Exercise aim = Locate all lines with the word "helder". Copy them.

----- Records provided

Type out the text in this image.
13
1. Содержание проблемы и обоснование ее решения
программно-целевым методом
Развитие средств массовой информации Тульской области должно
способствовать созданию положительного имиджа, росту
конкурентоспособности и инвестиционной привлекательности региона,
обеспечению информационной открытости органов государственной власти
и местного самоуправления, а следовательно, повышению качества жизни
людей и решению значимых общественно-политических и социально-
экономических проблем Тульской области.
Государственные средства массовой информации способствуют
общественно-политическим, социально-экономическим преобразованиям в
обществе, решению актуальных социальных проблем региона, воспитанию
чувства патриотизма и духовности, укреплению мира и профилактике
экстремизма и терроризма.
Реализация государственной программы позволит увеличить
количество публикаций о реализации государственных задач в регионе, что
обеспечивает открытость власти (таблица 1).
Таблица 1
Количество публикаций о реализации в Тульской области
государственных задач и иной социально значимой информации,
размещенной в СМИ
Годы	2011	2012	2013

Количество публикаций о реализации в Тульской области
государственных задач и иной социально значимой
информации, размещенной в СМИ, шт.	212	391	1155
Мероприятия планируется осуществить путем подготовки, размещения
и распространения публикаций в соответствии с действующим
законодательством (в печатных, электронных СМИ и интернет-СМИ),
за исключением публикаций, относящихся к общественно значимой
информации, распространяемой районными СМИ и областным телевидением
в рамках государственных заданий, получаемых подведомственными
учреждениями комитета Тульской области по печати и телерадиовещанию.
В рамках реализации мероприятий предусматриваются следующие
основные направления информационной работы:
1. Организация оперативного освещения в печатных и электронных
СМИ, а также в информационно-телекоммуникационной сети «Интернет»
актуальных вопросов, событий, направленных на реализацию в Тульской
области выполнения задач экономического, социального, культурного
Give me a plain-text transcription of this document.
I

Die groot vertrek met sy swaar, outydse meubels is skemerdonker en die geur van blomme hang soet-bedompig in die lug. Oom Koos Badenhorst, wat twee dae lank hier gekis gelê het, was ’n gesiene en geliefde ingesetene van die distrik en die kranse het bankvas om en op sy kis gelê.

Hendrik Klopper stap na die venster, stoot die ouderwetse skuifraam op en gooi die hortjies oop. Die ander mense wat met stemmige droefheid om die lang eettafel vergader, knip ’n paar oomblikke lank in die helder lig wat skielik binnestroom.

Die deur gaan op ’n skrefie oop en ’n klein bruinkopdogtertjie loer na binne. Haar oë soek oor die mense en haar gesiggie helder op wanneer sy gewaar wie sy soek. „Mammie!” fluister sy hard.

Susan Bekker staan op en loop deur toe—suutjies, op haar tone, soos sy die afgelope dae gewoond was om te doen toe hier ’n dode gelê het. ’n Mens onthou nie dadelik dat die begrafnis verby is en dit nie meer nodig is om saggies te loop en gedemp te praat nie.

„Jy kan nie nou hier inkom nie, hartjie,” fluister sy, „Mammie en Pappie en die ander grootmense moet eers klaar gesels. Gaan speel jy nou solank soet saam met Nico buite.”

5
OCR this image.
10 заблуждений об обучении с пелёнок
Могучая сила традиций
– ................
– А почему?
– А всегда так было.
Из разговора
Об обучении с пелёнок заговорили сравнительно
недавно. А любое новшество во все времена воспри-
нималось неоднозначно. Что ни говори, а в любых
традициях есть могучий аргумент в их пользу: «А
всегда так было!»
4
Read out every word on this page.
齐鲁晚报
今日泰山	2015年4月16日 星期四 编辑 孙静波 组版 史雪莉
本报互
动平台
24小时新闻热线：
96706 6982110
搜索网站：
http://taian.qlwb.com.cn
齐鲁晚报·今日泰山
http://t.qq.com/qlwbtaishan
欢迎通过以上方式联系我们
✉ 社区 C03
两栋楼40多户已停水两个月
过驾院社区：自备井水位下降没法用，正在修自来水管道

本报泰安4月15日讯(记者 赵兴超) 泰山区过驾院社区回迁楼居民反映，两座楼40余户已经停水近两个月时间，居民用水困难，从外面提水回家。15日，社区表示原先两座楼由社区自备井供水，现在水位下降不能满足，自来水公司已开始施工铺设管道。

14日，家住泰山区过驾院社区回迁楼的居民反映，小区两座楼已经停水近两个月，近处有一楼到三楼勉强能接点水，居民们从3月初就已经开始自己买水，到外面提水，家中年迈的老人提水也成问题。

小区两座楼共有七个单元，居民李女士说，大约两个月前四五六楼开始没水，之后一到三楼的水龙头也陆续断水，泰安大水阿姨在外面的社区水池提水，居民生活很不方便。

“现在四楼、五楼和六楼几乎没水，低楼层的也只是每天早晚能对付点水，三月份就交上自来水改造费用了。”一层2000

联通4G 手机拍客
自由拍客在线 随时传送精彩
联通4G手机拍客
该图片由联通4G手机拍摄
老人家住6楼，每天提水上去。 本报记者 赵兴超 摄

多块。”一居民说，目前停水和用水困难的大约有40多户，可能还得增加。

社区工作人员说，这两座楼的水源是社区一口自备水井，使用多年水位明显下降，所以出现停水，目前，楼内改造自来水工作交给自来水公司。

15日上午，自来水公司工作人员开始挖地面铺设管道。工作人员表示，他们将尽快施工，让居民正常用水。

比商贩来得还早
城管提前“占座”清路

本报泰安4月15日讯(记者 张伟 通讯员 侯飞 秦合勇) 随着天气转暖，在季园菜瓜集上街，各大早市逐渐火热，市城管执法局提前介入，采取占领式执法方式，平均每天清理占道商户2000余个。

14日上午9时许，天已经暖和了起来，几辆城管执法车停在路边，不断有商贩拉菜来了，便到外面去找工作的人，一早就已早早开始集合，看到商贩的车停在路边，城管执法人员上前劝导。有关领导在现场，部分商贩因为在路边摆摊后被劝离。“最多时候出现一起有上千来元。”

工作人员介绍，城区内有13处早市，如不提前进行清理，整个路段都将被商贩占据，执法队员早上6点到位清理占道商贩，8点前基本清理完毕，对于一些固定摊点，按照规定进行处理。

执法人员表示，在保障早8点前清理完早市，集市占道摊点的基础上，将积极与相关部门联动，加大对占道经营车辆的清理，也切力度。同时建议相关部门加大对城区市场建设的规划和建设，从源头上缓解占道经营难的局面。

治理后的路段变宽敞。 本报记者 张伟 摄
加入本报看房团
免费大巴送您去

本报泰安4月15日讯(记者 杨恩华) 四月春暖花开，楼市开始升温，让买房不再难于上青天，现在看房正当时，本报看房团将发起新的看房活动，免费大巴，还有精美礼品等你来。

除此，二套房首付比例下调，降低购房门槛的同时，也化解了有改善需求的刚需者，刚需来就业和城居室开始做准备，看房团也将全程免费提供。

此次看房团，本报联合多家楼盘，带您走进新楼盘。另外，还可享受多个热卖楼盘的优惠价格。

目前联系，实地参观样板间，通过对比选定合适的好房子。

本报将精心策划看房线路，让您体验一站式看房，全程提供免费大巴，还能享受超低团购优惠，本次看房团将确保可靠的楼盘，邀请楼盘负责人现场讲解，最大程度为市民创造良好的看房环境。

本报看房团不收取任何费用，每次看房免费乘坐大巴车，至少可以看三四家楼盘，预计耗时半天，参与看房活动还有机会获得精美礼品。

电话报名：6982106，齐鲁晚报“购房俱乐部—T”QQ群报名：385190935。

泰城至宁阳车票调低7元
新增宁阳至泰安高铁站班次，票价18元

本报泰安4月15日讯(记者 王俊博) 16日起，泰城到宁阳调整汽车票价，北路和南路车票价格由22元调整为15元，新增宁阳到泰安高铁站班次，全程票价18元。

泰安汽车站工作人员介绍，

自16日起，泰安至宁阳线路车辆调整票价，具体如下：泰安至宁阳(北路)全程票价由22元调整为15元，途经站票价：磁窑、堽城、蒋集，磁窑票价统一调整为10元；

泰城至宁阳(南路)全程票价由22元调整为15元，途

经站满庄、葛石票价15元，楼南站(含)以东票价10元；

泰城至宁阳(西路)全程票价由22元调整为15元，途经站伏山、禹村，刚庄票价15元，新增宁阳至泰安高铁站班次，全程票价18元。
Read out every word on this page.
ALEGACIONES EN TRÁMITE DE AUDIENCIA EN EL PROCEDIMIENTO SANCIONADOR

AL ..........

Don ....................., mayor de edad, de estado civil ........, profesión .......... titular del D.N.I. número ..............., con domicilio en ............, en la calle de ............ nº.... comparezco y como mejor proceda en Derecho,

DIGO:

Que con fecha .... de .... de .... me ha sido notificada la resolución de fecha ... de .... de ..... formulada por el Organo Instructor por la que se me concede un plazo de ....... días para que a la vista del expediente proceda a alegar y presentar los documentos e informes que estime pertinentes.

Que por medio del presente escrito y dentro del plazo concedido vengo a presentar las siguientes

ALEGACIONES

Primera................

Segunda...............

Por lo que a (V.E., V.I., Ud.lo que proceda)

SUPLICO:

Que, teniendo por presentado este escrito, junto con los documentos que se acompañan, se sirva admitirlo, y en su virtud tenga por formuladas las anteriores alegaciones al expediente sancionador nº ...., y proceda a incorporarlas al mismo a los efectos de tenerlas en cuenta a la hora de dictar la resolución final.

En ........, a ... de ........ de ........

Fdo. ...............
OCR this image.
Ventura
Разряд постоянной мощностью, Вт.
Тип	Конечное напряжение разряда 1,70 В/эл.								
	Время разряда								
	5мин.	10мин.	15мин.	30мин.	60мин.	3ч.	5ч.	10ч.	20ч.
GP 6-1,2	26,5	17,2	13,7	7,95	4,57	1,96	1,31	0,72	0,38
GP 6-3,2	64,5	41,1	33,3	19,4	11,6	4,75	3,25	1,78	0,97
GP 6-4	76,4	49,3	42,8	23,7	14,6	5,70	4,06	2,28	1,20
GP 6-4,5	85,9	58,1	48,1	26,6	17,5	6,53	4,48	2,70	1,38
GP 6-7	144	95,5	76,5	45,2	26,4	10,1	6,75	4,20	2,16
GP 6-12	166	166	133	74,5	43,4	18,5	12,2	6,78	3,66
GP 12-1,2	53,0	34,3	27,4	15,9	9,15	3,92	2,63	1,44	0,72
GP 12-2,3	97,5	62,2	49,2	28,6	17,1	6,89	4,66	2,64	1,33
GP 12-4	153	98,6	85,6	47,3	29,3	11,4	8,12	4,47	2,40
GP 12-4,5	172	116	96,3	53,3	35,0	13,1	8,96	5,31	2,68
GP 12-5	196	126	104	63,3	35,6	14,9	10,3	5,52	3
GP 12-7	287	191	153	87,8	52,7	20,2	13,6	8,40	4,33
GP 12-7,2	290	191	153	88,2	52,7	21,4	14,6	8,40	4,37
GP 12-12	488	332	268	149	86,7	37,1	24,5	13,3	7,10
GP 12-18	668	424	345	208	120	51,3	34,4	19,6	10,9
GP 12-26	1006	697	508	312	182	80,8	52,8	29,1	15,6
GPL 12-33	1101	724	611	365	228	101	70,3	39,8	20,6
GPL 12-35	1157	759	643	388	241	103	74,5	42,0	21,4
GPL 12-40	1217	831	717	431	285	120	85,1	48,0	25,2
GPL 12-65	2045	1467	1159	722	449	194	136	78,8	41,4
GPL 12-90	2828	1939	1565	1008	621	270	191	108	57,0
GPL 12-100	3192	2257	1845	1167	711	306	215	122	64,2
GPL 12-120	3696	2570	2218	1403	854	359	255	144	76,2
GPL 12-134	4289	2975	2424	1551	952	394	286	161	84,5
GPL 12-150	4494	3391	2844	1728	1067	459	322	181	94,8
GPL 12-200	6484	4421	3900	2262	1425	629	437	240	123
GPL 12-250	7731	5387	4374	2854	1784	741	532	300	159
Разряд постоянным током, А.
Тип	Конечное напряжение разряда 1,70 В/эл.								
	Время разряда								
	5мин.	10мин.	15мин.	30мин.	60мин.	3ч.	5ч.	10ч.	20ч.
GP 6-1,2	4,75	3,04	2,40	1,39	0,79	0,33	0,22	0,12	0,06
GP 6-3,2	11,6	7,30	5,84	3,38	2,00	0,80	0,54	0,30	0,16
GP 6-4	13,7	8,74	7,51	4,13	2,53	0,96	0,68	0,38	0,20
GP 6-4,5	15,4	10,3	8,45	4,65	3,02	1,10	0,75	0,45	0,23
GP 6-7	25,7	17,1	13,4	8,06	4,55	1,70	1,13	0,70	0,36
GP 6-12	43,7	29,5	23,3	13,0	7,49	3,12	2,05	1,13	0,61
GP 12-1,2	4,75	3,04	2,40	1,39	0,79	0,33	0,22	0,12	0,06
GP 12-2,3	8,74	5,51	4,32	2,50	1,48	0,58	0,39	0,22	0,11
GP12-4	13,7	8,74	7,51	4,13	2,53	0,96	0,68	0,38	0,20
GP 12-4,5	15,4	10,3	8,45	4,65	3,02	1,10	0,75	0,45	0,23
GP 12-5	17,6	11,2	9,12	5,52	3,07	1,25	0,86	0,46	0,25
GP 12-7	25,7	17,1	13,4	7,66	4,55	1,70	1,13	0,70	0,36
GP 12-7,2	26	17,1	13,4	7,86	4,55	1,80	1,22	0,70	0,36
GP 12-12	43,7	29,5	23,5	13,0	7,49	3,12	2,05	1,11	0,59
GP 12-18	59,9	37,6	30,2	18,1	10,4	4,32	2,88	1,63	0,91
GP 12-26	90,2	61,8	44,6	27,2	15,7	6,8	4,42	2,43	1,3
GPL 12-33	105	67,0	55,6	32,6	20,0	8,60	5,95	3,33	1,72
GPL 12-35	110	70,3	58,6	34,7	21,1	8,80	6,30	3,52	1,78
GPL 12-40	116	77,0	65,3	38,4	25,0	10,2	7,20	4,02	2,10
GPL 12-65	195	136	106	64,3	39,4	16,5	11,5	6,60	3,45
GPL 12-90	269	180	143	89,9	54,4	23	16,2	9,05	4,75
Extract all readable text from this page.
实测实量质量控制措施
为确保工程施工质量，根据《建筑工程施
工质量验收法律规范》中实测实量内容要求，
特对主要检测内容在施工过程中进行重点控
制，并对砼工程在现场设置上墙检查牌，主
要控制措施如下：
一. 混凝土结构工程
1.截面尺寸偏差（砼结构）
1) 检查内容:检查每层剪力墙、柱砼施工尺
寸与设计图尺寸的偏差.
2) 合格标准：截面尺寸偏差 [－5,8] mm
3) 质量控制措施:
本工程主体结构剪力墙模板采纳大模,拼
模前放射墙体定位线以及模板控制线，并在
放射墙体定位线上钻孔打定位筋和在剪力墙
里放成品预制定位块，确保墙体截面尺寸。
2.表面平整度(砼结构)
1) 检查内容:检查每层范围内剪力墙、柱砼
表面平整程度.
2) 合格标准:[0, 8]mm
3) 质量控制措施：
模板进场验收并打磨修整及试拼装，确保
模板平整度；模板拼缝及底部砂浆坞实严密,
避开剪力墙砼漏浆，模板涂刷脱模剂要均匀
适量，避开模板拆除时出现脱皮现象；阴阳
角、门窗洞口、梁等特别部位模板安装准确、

----------

Solved problem =
Hendrik Klopper stap na die venster, stoot die ouderwetse skuifraam op en gooi die hortjies oop. Die ander mense wat met stemmige droefheid om die lang eettafel vergader, knip ’n paar oomblikke lank in die helder lig wat skielik binnestroom.
Die deur gaan op ’n skrefie oop en ’n klein bruinkopdogtertjie loer na binne. Haar oë soek oor die mense en haar gesiggie helder op wanneer sy gewaar wie sy soek. „Mammie!” fluister sy hard.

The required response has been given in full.